TASK TO COMPLETE ::
Each record below is to be copied word for word, with pictures removed.

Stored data

▬▬▬

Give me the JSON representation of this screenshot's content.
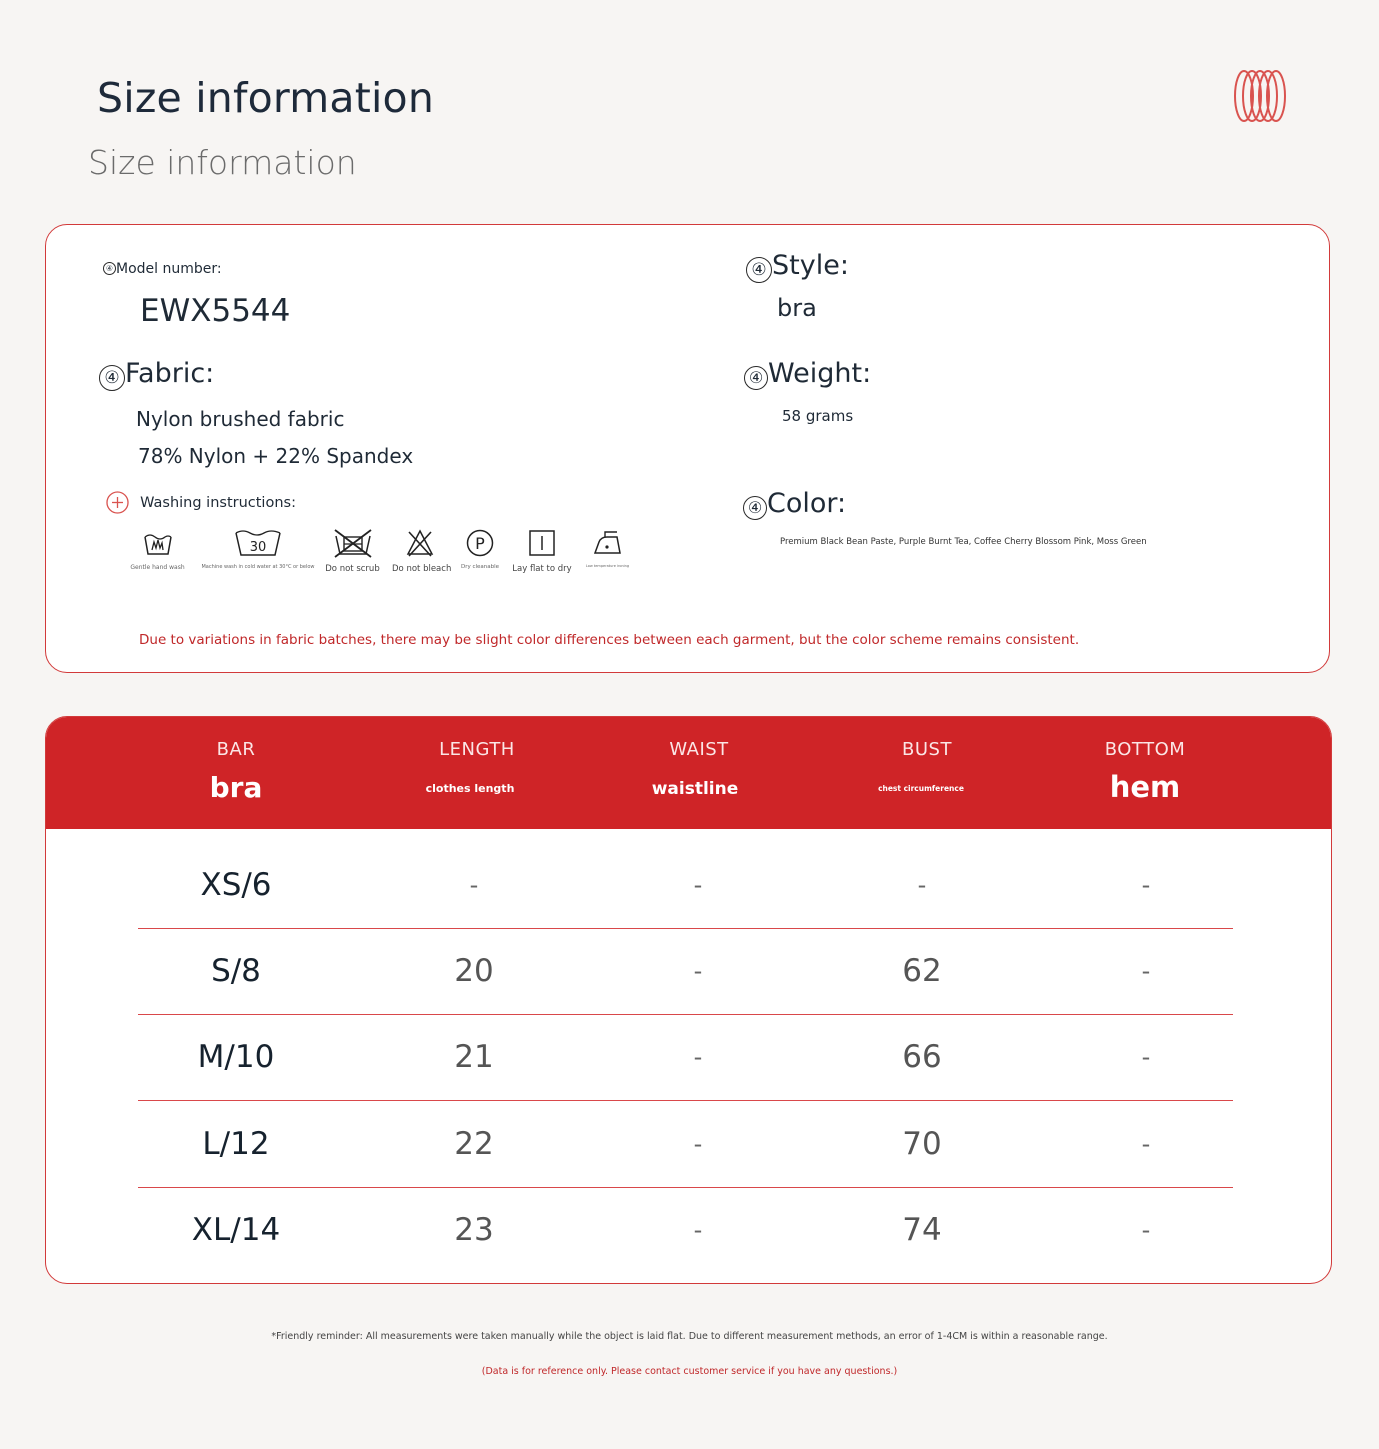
{
  "header": {
    "title": "Size information",
    "subtitle": "Size information"
  },
  "info": {
    "bullet": "④",
    "model_label": "Model number:",
    "model_value": "EWX5544",
    "style_label": "Style:",
    "style_value": "bra",
    "fabric_label": "Fabric:",
    "fabric_line1": "Nylon brushed fabric",
    "fabric_line2": "78% Nylon + 22% Spandex",
    "weight_label": "Weight:",
    "weight_value": "58 grams",
    "washing_label": "Washing instructions:",
    "color_label": "Color:",
    "color_value": "Premium Black Bean Paste, Purple Burnt Tea, Coffee Cherry Blossom Pink, Moss Green",
    "notice": "Due to variations in fabric batches, there may be slight color differences between each garment, but the color scheme remains consistent."
  },
  "care_icons": [
    {
      "icon": "hand-wash-icon",
      "caption": "Gentle hand wash"
    },
    {
      "icon": "machine-wash-30-icon",
      "temp": "30",
      "caption": "Machine wash in cold water at 30°C or below"
    },
    {
      "icon": "do-not-scrub-icon",
      "caption": "Do not scrub"
    },
    {
      "icon": "do-not-bleach-icon",
      "caption": "Do not bleach"
    },
    {
      "icon": "dry-clean-icon",
      "letter": "P",
      "caption": "Dry cleanable"
    },
    {
      "icon": "lay-flat-dry-icon",
      "caption": "Lay flat to dry"
    },
    {
      "icon": "low-iron-icon",
      "caption": "Low temperature ironing"
    }
  ],
  "table": {
    "headers": [
      {
        "en": "BAR",
        "cn": "bra"
      },
      {
        "en": "LENGTH",
        "cn": "clothes length"
      },
      {
        "en": "WAIST",
        "cn": "waistline"
      },
      {
        "en": "BUST",
        "cn": "chest circumference"
      },
      {
        "en": "BOTTOM",
        "cn": "hem"
      }
    ],
    "rows": [
      [
        "XS/6",
        "-",
        "-",
        "-",
        "-"
      ],
      [
        "S/8",
        "20",
        "-",
        "62",
        "-"
      ],
      [
        "M/10",
        "21",
        "-",
        "66",
        "-"
      ],
      [
        "L/12",
        "22",
        "-",
        "70",
        "-"
      ],
      [
        "XL/14",
        "23",
        "-",
        "74",
        "-"
      ]
    ]
  },
  "footer": {
    "reminder": "*Friendly reminder: All measurements were taken manually while the object is laid flat. Due to different measurement methods, an error of 1-4CM is within a reasonable range.",
    "reference": "(Data is for reference only. Please contact customer service if you have any questions.)"
  },
  "colors": {
    "accent": "#cf2427",
    "border": "#d23a3a",
    "background": "#f7f5f3"
  }
}
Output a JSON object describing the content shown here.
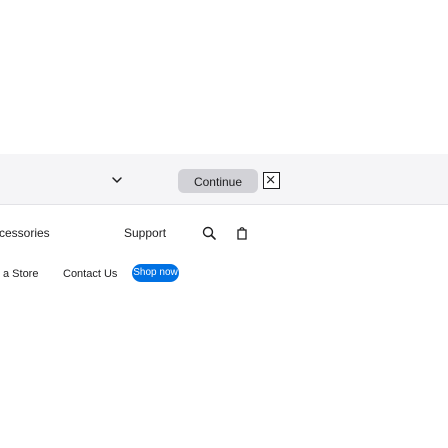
{
  "region_bar": {
    "continue_label": "Continue",
    "icons": {
      "chevron": "chevron-down-icon",
      "close": "close-icon"
    },
    "colors": {
      "bar_background": "#f5f5f7",
      "button_background": "#d2d2d7",
      "text": "#1d1d1f"
    }
  },
  "nav": {
    "accessories_label": "cessories",
    "support_label": "Support",
    "icons": {
      "search": "search-icon",
      "bag": "bag-icon"
    }
  },
  "footer_links": {
    "store_label": "a Store",
    "contact_label": "Contact Us",
    "shop_now_label": "Shop now",
    "shop_now_color": "#0071e3"
  }
}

▬▬▬

CORRECT RESPONSE ::
Give me the JSON representation of this screenshot's content.
{
  "header": {
    "title": "Size information",
    "subtitle": "Size information"
  },
  "info": {
    "bullet": "④",
    "model_label": "Model number:",
    "model_value": "EWX5544",
    "style_label": "Style:",
    "style_value": "bra",
    "fabric_label": "Fabric:",
    "fabric_line1": "Nylon brushed fabric",
    "fabric_line2": "78% Nylon + 22% Spandex",
    "weight_label": "Weight:",
    "weight_value": "58 grams",
    "washing_label": "Washing instructions:",
    "color_label": "Color:",
    "color_value": "Premium Black Bean Paste, Purple Burnt Tea, Coffee Cherry Blossom Pink, Moss Green",
    "notice": "Due to variations in fabric batches, there may be slight color differences between each garment, but the color scheme remains consistent."
  },
  "care_icons": [
    {
      "icon": "hand-wash-icon",
      "caption": "Gentle hand wash"
    },
    {
      "icon": "machine-wash-30-icon",
      "temp": "30",
      "caption": "Machine wash in cold water at 30°C or below"
    },
    {
      "icon": "do-not-scrub-icon",
      "caption": "Do not scrub"
    },
    {
      "icon": "do-not-bleach-icon",
      "caption": "Do not bleach"
    },
    {
      "icon": "dry-clean-icon",
      "letter": "P",
      "caption": "Dry cleanable"
    },
    {
      "icon": "lay-flat-dry-icon",
      "caption": "Lay flat to dry"
    },
    {
      "icon": "low-iron-icon",
      "caption": "Low temperature ironing"
    }
  ],
  "table": {
    "headers": [
      {
        "en": "BAR",
        "cn": "bra"
      },
      {
        "en": "LENGTH",
        "cn": "clothes length"
      },
      {
        "en": "WAIST",
        "cn": "waistline"
      },
      {
        "en": "BUST",
        "cn": "chest circumference"
      },
      {
        "en": "BOTTOM",
        "cn": "hem"
      }
    ],
    "rows": [
      [
        "XS/6",
        "-",
        "-",
        "-",
        "-"
      ],
      [
        "S/8",
        "20",
        "-",
        "62",
        "-"
      ],
      [
        "M/10",
        "21",
        "-",
        "66",
        "-"
      ],
      [
        "L/12",
        "22",
        "-",
        "70",
        "-"
      ],
      [
        "XL/14",
        "23",
        "-",
        "74",
        "-"
      ]
    ]
  },
  "footer": {
    "reminder": "*Friendly reminder: All measurements were taken manually while the object is laid flat. Due to different measurement methods, an error of 1-4CM is within a reasonable range.",
    "reference": "(Data is for reference only. Please contact customer service if you have any questions.)"
  },
  "colors": {
    "accent": "#cf2427",
    "border": "#d23a3a",
    "background": "#f7f5f3"
  }
}
Output a JSON object describing the content shown here.
{
  "region_bar": {
    "continue_label": "Continue",
    "icons": {
      "chevron": "chevron-down-icon",
      "close": "close-icon"
    },
    "colors": {
      "bar_background": "#f5f5f7",
      "button_background": "#d2d2d7",
      "text": "#1d1d1f"
    }
  },
  "nav": {
    "accessories_label": "cessories",
    "support_label": "Support",
    "icons": {
      "search": "search-icon",
      "bag": "bag-icon"
    }
  },
  "footer_links": {
    "store_label": "a Store",
    "contact_label": "Contact Us",
    "shop_now_label": "Shop now",
    "shop_now_color": "#0071e3"
  }
}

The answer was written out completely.